Prompt:
Reproduce every line of the records below without any change, character for character.

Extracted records
▶
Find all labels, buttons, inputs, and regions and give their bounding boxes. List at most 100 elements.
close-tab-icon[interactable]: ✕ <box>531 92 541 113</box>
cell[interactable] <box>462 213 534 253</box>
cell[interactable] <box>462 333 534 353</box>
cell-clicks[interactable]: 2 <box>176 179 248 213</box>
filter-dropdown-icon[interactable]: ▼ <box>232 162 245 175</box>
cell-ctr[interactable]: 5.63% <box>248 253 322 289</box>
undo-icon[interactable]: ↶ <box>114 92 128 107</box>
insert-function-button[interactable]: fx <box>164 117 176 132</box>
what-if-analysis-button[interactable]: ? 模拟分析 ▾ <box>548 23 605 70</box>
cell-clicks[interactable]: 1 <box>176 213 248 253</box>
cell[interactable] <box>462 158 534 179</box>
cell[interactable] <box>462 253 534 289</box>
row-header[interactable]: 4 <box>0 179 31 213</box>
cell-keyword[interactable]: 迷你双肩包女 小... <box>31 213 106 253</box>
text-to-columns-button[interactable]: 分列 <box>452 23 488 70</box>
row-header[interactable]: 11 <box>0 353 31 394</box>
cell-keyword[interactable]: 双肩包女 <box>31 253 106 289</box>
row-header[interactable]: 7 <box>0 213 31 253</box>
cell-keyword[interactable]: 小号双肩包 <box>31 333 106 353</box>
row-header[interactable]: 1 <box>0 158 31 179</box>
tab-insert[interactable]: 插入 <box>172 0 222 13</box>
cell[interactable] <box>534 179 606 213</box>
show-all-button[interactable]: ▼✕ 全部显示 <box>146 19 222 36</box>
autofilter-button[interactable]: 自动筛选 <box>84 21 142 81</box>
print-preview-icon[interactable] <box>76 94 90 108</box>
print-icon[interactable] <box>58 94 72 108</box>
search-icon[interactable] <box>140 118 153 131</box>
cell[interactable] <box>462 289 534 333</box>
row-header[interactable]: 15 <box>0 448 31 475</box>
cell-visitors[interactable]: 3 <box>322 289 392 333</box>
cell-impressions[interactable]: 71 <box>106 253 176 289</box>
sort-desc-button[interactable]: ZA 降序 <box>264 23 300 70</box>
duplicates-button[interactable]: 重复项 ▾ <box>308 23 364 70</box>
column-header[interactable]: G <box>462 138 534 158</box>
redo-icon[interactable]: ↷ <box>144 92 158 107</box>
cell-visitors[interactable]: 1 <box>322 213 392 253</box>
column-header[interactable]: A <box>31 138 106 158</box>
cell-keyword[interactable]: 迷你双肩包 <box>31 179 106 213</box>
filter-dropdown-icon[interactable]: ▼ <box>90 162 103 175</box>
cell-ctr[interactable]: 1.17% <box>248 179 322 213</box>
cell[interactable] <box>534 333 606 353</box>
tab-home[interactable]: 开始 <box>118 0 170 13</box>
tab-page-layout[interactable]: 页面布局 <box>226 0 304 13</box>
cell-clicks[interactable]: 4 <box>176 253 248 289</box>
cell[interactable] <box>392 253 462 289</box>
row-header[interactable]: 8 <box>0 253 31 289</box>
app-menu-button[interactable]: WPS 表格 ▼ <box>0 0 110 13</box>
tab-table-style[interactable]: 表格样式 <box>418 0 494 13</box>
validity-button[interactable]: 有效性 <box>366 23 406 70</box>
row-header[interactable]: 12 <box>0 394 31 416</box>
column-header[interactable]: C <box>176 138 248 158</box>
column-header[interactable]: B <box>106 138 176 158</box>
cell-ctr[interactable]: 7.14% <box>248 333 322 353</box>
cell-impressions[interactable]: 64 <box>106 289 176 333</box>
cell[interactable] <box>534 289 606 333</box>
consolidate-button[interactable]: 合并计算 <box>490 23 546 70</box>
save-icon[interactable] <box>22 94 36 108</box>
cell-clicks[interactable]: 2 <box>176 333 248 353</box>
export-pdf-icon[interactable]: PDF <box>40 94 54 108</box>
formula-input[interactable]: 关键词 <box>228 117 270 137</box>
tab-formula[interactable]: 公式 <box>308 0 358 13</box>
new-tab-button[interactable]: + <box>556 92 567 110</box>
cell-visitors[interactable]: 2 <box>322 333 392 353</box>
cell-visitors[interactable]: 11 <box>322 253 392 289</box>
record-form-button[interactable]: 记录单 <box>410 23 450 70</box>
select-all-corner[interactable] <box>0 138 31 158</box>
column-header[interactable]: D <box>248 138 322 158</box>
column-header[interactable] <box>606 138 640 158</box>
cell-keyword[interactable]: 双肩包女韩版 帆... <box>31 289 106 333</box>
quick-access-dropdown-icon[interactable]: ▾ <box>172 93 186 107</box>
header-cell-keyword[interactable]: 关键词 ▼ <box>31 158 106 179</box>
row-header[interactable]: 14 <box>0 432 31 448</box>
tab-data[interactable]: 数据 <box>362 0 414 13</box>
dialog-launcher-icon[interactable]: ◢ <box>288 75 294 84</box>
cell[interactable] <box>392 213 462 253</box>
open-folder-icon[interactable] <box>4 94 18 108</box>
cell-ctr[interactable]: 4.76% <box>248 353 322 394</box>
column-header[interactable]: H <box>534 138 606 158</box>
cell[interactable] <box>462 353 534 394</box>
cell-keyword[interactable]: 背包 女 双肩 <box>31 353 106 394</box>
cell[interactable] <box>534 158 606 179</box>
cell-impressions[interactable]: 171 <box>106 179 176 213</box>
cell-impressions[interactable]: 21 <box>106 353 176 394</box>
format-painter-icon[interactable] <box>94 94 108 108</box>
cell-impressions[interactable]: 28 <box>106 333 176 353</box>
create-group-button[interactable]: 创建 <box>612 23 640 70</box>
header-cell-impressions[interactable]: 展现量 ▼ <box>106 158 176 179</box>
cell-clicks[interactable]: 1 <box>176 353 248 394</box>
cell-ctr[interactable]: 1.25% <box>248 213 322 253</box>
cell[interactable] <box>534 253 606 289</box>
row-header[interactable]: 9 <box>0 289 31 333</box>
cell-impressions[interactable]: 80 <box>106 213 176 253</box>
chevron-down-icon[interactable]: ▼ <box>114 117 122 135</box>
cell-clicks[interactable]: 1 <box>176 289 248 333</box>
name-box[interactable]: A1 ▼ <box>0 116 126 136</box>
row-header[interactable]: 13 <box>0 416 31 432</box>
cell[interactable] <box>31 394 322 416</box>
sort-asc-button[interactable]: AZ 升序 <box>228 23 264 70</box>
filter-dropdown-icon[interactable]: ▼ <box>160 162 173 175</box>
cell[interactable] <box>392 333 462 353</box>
◀
The answer:
Find all labels, buttons, inputs, and regions and give their bounding boxes. List at most 100 elements.
close-tab-icon[interactable]: ✕ <box>531 92 541 113</box>
cell[interactable] <box>462 213 534 253</box>
cell[interactable] <box>462 333 534 353</box>
cell-clicks[interactable]: 2 <box>176 179 248 213</box>
filter-dropdown-icon[interactable]: ▼ <box>232 162 245 175</box>
cell-ctr[interactable]: 5.63% <box>248 253 322 289</box>
undo-icon[interactable]: ↶ <box>114 92 128 107</box>
insert-function-button[interactable]: fx <box>164 117 176 132</box>
what-if-analysis-button[interactable]: ? 模拟分析 ▾ <box>548 23 605 70</box>
cell-clicks[interactable]: 1 <box>176 213 248 253</box>
cell[interactable] <box>462 158 534 179</box>
cell[interactable] <box>462 253 534 289</box>
row-header[interactable]: 4 <box>0 179 31 213</box>
cell-keyword[interactable]: 迷你双肩包女 小... <box>31 213 106 253</box>
text-to-columns-button[interactable]: 分列 <box>452 23 488 70</box>
row-header[interactable]: 11 <box>0 353 31 394</box>
cell-keyword[interactable]: 双肩包女 <box>31 253 106 289</box>
row-header[interactable]: 7 <box>0 213 31 253</box>
cell-keyword[interactable]: 小号双肩包 <box>31 333 106 353</box>
row-header[interactable]: 1 <box>0 158 31 179</box>
tab-insert[interactable]: 插入 <box>172 0 222 13</box>
cell[interactable] <box>534 179 606 213</box>
show-all-button[interactable]: ▼✕ 全部显示 <box>146 19 222 36</box>
autofilter-button[interactable]: 自动筛选 <box>84 21 142 81</box>
print-preview-icon[interactable] <box>76 94 90 108</box>
print-icon[interactable] <box>58 94 72 108</box>
search-icon[interactable] <box>140 118 153 131</box>
cell[interactable] <box>462 289 534 333</box>
row-header[interactable]: 15 <box>0 448 31 475</box>
cell-visitors[interactable]: 3 <box>322 289 392 333</box>
cell-impressions[interactable]: 71 <box>106 253 176 289</box>
sort-desc-button[interactable]: ZA 降序 <box>264 23 300 70</box>
duplicates-button[interactable]: 重复项 ▾ <box>308 23 364 70</box>
column-header[interactable]: G <box>462 138 534 158</box>
redo-icon[interactable]: ↷ <box>144 92 158 107</box>
cell-visitors[interactable]: 1 <box>322 213 392 253</box>
column-header[interactable]: A <box>31 138 106 158</box>
cell-keyword[interactable]: 迷你双肩包 <box>31 179 106 213</box>
filter-dropdown-icon[interactable]: ▼ <box>90 162 103 175</box>
cell-ctr[interactable]: 1.17% <box>248 179 322 213</box>
cell[interactable] <box>534 333 606 353</box>
tab-home[interactable]: 开始 <box>118 0 170 13</box>
tab-page-layout[interactable]: 页面布局 <box>226 0 304 13</box>
cell-clicks[interactable]: 4 <box>176 253 248 289</box>
cell[interactable] <box>392 253 462 289</box>
row-header[interactable]: 8 <box>0 253 31 289</box>
app-menu-button[interactable]: WPS 表格 ▼ <box>0 0 110 13</box>
tab-table-style[interactable]: 表格样式 <box>418 0 494 13</box>
validity-button[interactable]: 有效性 <box>366 23 406 70</box>
row-header[interactable]: 12 <box>0 394 31 416</box>
column-header[interactable]: C <box>176 138 248 158</box>
column-header[interactable]: B <box>106 138 176 158</box>
cell-ctr[interactable]: 7.14% <box>248 333 322 353</box>
cell-impressions[interactable]: 64 <box>106 289 176 333</box>
cell[interactable] <box>534 289 606 333</box>
consolidate-button[interactable]: 合并计算 <box>490 23 546 70</box>
save-icon[interactable] <box>22 94 36 108</box>
cell-clicks[interactable]: 2 <box>176 333 248 353</box>
export-pdf-icon[interactable]: PDF <box>40 94 54 108</box>
formula-input[interactable]: 关键词 <box>228 117 270 137</box>
tab-formula[interactable]: 公式 <box>308 0 358 13</box>
new-tab-button[interactable]: + <box>556 92 567 110</box>
cell-visitors[interactable]: 2 <box>322 333 392 353</box>
cell-visitors[interactable]: 11 <box>322 253 392 289</box>
record-form-button[interactable]: 记录单 <box>410 23 450 70</box>
select-all-corner[interactable] <box>0 138 31 158</box>
column-header[interactable]: D <box>248 138 322 158</box>
column-header[interactable] <box>606 138 640 158</box>
cell-keyword[interactable]: 双肩包女韩版 帆... <box>31 289 106 333</box>
quick-access-dropdown-icon[interactable]: ▾ <box>172 93 186 107</box>
header-cell-keyword[interactable]: 关键词 ▼ <box>31 158 106 179</box>
row-header[interactable]: 14 <box>0 432 31 448</box>
tab-data[interactable]: 数据 <box>362 0 414 13</box>
dialog-launcher-icon[interactable]: ◢ <box>288 75 294 84</box>
cell[interactable] <box>392 213 462 253</box>
open-folder-icon[interactable] <box>4 94 18 108</box>
cell-ctr[interactable]: 4.76% <box>248 353 322 394</box>
column-header[interactable]: H <box>534 138 606 158</box>
cell[interactable] <box>462 353 534 394</box>
cell-keyword[interactable]: 背包 女 双肩 <box>31 353 106 394</box>
cell[interactable] <box>534 158 606 179</box>
cell-impressions[interactable]: 171 <box>106 179 176 213</box>
cell-impressions[interactable]: 21 <box>106 353 176 394</box>
format-painter-icon[interactable] <box>94 94 108 108</box>
cell-impressions[interactable]: 28 <box>106 333 176 353</box>
create-group-button[interactable]: 创建 <box>612 23 640 70</box>
header-cell-impressions[interactable]: 展现量 ▼ <box>106 158 176 179</box>
cell-clicks[interactable]: 1 <box>176 353 248 394</box>
cell-ctr[interactable]: 1.25% <box>248 213 322 253</box>
cell[interactable] <box>534 253 606 289</box>
row-header[interactable]: 9 <box>0 289 31 333</box>
cell-impressions[interactable]: 80 <box>106 213 176 253</box>
chevron-down-icon[interactable]: ▼ <box>114 117 122 135</box>
cell-clicks[interactable]: 1 <box>176 289 248 333</box>
name-box[interactable]: A1 ▼ <box>0 116 126 136</box>
row-header[interactable]: 13 <box>0 416 31 432</box>
cell[interactable] <box>31 394 322 416</box>
sort-asc-button[interactable]: AZ 升序 <box>228 23 264 70</box>
filter-dropdown-icon[interactable]: ▼ <box>160 162 173 175</box>
cell[interactable] <box>392 333 462 353</box>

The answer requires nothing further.